[Part of a data file]
________________________

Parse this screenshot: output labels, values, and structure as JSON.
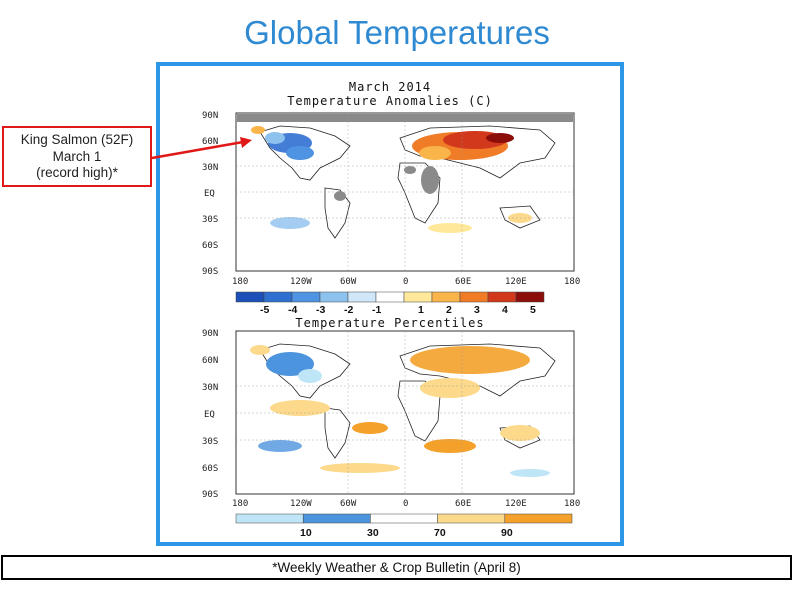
{
  "slide": {
    "title": "Global Temperatures",
    "footer": "*Weekly Weather & Crop Bulletin (April 8)"
  },
  "callout": {
    "lines": [
      "King Salmon (52F)",
      "March 1",
      "(record high)*"
    ],
    "border_color": "#e01818"
  },
  "frame_color": "#2b97e6",
  "anomaly_map": {
    "title_line1": "March 2014",
    "title_line2": "Temperature Anomalies (C)",
    "lat_labels": [
      "90N",
      "60N",
      "30N",
      "EQ",
      "30S",
      "60S",
      "90S"
    ],
    "lon_labels": [
      "180",
      "120W",
      "60W",
      "0",
      "60E",
      "120E",
      "180"
    ],
    "colorbar_labels": [
      "-5",
      "-4",
      "-3",
      "-2",
      "-1",
      "1",
      "2",
      "3",
      "4",
      "5"
    ],
    "colorbar_colors": [
      "#1c4fb8",
      "#2f6fd0",
      "#4f93e3",
      "#8dc1ee",
      "#cfe7f8",
      "#ffffff",
      "#ffe89a",
      "#f9b54a",
      "#f07c27",
      "#d2381c",
      "#8c0e0b"
    ]
  },
  "percentile_map": {
    "title": "Temperature Percentiles",
    "lat_labels": [
      "90N",
      "60N",
      "30N",
      "EQ",
      "30S",
      "60S",
      "90S"
    ],
    "lon_labels": [
      "180",
      "120W",
      "60W",
      "0",
      "60E",
      "120E",
      "180"
    ],
    "colorbar_labels": [
      "10",
      "30",
      "70",
      "90"
    ],
    "colorbar_colors": [
      "#bfe6f6",
      "#4d94de",
      "#ffffff",
      "#fcd98b",
      "#f4a12b"
    ]
  }
}
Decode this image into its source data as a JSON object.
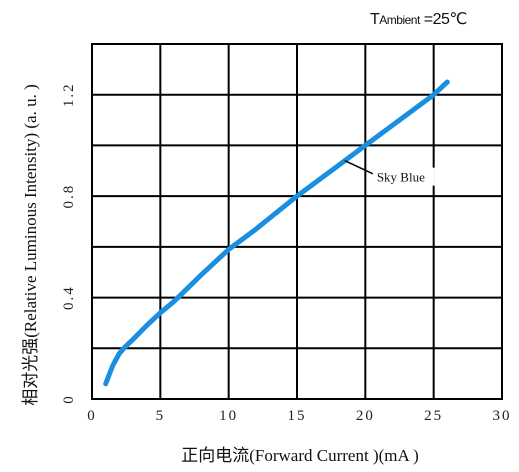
{
  "condition": {
    "prefix": "T",
    "subscript": "Ambient",
    "value": " =25℃"
  },
  "chart_data": {
    "type": "line",
    "xlabel": "正向电流(Forward  Current )(mA )",
    "ylabel": "相对光强(Relative Luminous  Intensity) (a. u. )",
    "xlim": [
      0,
      30
    ],
    "ylim": [
      0,
      1.4
    ],
    "xticks": [
      "0",
      "5",
      "10",
      "15",
      "20",
      "25",
      "30"
    ],
    "yticks": [
      "0",
      "0.4",
      "0.8",
      "1.2"
    ],
    "grid": true,
    "series": [
      {
        "name": "Sky Blue",
        "color": "#1a8fe0",
        "x": [
          1,
          1.5,
          2,
          2.5,
          3,
          4,
          5,
          6,
          8,
          10,
          12,
          15,
          18,
          20,
          22,
          25,
          26
        ],
        "y": [
          0.06,
          0.13,
          0.18,
          0.21,
          0.235,
          0.29,
          0.34,
          0.385,
          0.49,
          0.59,
          0.67,
          0.8,
          0.92,
          1.0,
          1.08,
          1.2,
          1.25
        ]
      }
    ]
  }
}
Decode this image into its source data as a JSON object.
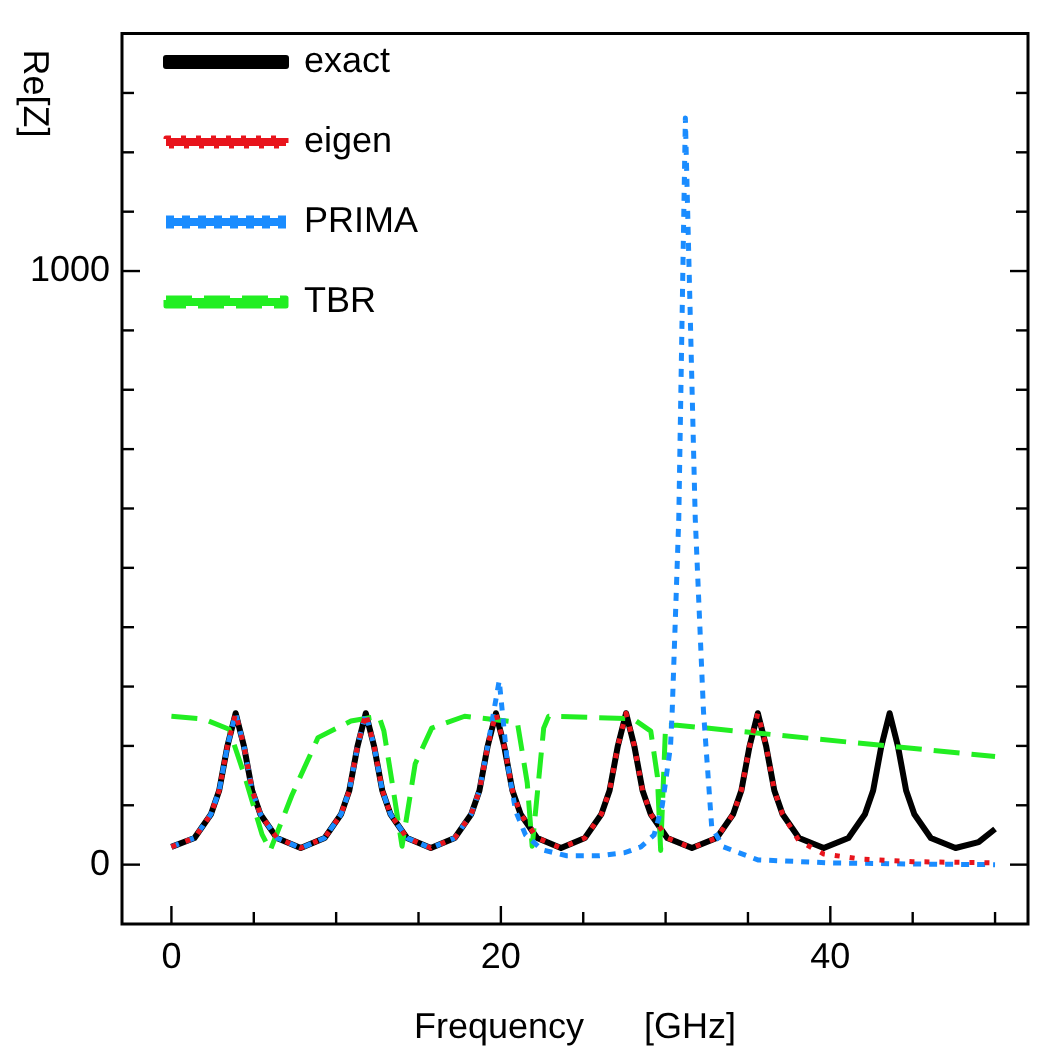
{
  "chart_data": {
    "type": "line",
    "xlabel": "Frequency      [GHz]",
    "ylabel": "Re[Z]",
    "xlim": [
      -3,
      52
    ],
    "ylim": [
      -100,
      1400
    ],
    "xticks": [
      0,
      {
        "value": 5,
        "label": null
      },
      {
        "value": 10,
        "label": null
      },
      {
        "value": 15,
        "label": null
      },
      20,
      {
        "value": 25,
        "label": null
      },
      {
        "value": 30,
        "label": null
      },
      {
        "value": 35,
        "label": null
      },
      40,
      {
        "value": 45,
        "label": null
      },
      {
        "value": 50,
        "label": null
      }
    ],
    "yticks": [
      0,
      {
        "value": 100,
        "label": null
      },
      {
        "value": 200,
        "label": null
      },
      {
        "value": 300,
        "label": null
      },
      {
        "value": 400,
        "label": null
      },
      {
        "value": 500,
        "label": null
      },
      {
        "value": 600,
        "label": null
      },
      {
        "value": 700,
        "label": null
      },
      {
        "value": 800,
        "label": null
      },
      {
        "value": 900,
        "label": null
      },
      1000,
      {
        "value": 1100,
        "label": null
      },
      {
        "value": 1200,
        "label": null
      },
      {
        "value": 1300,
        "label": null
      }
    ],
    "legend": "top left",
    "series": [
      {
        "name": "exact",
        "color": "#000000",
        "line_style": "solid",
        "x": [
          0,
          1.4,
          2.4,
          2.9,
          3.4,
          3.9,
          4.4,
          4.9,
          5.4,
          6.4,
          7.85,
          9.3,
          10.3,
          10.8,
          11.3,
          11.8,
          12.3,
          12.8,
          13.3,
          14.3,
          15.75,
          17.2,
          18.2,
          18.7,
          19.2,
          19.7,
          20.2,
          20.7,
          21.2,
          22.2,
          23.65,
          25.1,
          26.1,
          26.6,
          27.1,
          27.6,
          28.1,
          28.6,
          29.1,
          30.1,
          31.6,
          33.1,
          34.1,
          34.6,
          35.1,
          35.6,
          36.1,
          36.6,
          37.1,
          38.1,
          39.6,
          41.1,
          42.1,
          42.6,
          43.1,
          43.6,
          44.1,
          44.6,
          45.1,
          46.1,
          47.6,
          49,
          50
        ],
        "values": [
          30,
          45,
          85,
          125,
          200,
          255,
          200,
          125,
          85,
          45,
          28,
          45,
          85,
          125,
          200,
          255,
          200,
          125,
          85,
          45,
          28,
          45,
          85,
          125,
          200,
          255,
          200,
          125,
          85,
          45,
          28,
          45,
          85,
          125,
          200,
          255,
          200,
          125,
          85,
          45,
          28,
          45,
          85,
          125,
          200,
          255,
          200,
          125,
          85,
          45,
          28,
          45,
          85,
          125,
          200,
          255,
          200,
          125,
          85,
          45,
          28,
          38,
          60
        ]
      },
      {
        "name": "eigen",
        "color": "#e8141c",
        "line_style": "dotted",
        "x": [
          0,
          1.4,
          2.4,
          2.9,
          3.4,
          3.9,
          4.4,
          4.9,
          5.4,
          6.4,
          7.85,
          9.3,
          10.3,
          10.8,
          11.3,
          11.8,
          12.3,
          12.8,
          13.3,
          14.3,
          15.75,
          17.2,
          18.2,
          18.7,
          19.2,
          19.7,
          20.2,
          20.7,
          21.2,
          22.2,
          23.65,
          25.1,
          26.1,
          26.6,
          27.1,
          27.6,
          28.1,
          28.6,
          29.1,
          30.1,
          31.6,
          33.1,
          34.1,
          34.6,
          35.1,
          35.6,
          36.1,
          36.6,
          37.1,
          38.1,
          39.6,
          42,
          45,
          50
        ],
        "values": [
          30,
          45,
          85,
          125,
          200,
          255,
          200,
          125,
          85,
          45,
          28,
          45,
          85,
          125,
          200,
          255,
          200,
          125,
          85,
          45,
          28,
          45,
          85,
          125,
          200,
          255,
          200,
          125,
          85,
          45,
          28,
          45,
          85,
          125,
          200,
          255,
          200,
          125,
          85,
          45,
          28,
          45,
          85,
          125,
          200,
          255,
          200,
          125,
          85,
          40,
          18,
          9,
          5,
          3
        ]
      },
      {
        "name": "PRIMA",
        "color": "#1a8cff",
        "line_style": "dashed",
        "x": [
          0,
          1.4,
          2.4,
          2.9,
          3.4,
          3.9,
          4.4,
          4.9,
          5.4,
          6.4,
          7.85,
          9.3,
          10.3,
          10.8,
          11.3,
          11.8,
          12.3,
          12.8,
          13.3,
          14.3,
          15.75,
          17.2,
          18.2,
          18.7,
          19.2,
          19.9,
          20.4,
          20.9,
          21.5,
          22.5,
          24,
          26,
          27.5,
          28.5,
          29.3,
          29.8,
          30.3,
          30.4,
          30.8,
          31.2,
          31.8,
          32.3,
          32.8,
          33.5,
          35.6,
          40,
          45,
          50
        ],
        "values": [
          30,
          45,
          85,
          125,
          200,
          255,
          200,
          125,
          85,
          45,
          28,
          45,
          85,
          125,
          200,
          255,
          200,
          125,
          85,
          45,
          28,
          45,
          85,
          125,
          200,
          310,
          170,
          90,
          50,
          25,
          15,
          15,
          20,
          30,
          50,
          100,
          200,
          258,
          583,
          1258,
          583,
          258,
          63,
          30,
          8,
          3,
          1,
          0
        ]
      },
      {
        "name": "TBR",
        "color": "#22ee22",
        "line_style": "longdash",
        "x": [
          0,
          2,
          3.5,
          4.45,
          5.5,
          6,
          7.3,
          8.9,
          10.9,
          12.6,
          12.9,
          13.4,
          14,
          14.8,
          15.8,
          17.8,
          21,
          21.6,
          21.9,
          22.6,
          22.9,
          28,
          29.1,
          29.5,
          29.7,
          30,
          30.7,
          50
        ],
        "values": [
          250,
          245,
          228,
          149,
          51,
          24,
          116,
          214,
          242,
          250,
          225,
          138,
          31,
          170,
          230,
          250,
          240,
          138,
          31,
          230,
          250,
          246,
          225,
          149,
          24,
          235,
          235,
          182
        ]
      }
    ]
  }
}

________________________

● **Exercise requirements**
Search the entries for the word "name" and copy every line that has it.

● **Answer to this exercise**
        "name": "Sky Blue",
        "name": "exact",
        "name": "eigen",
        "name": "PRIMA",
        "name": "TBR",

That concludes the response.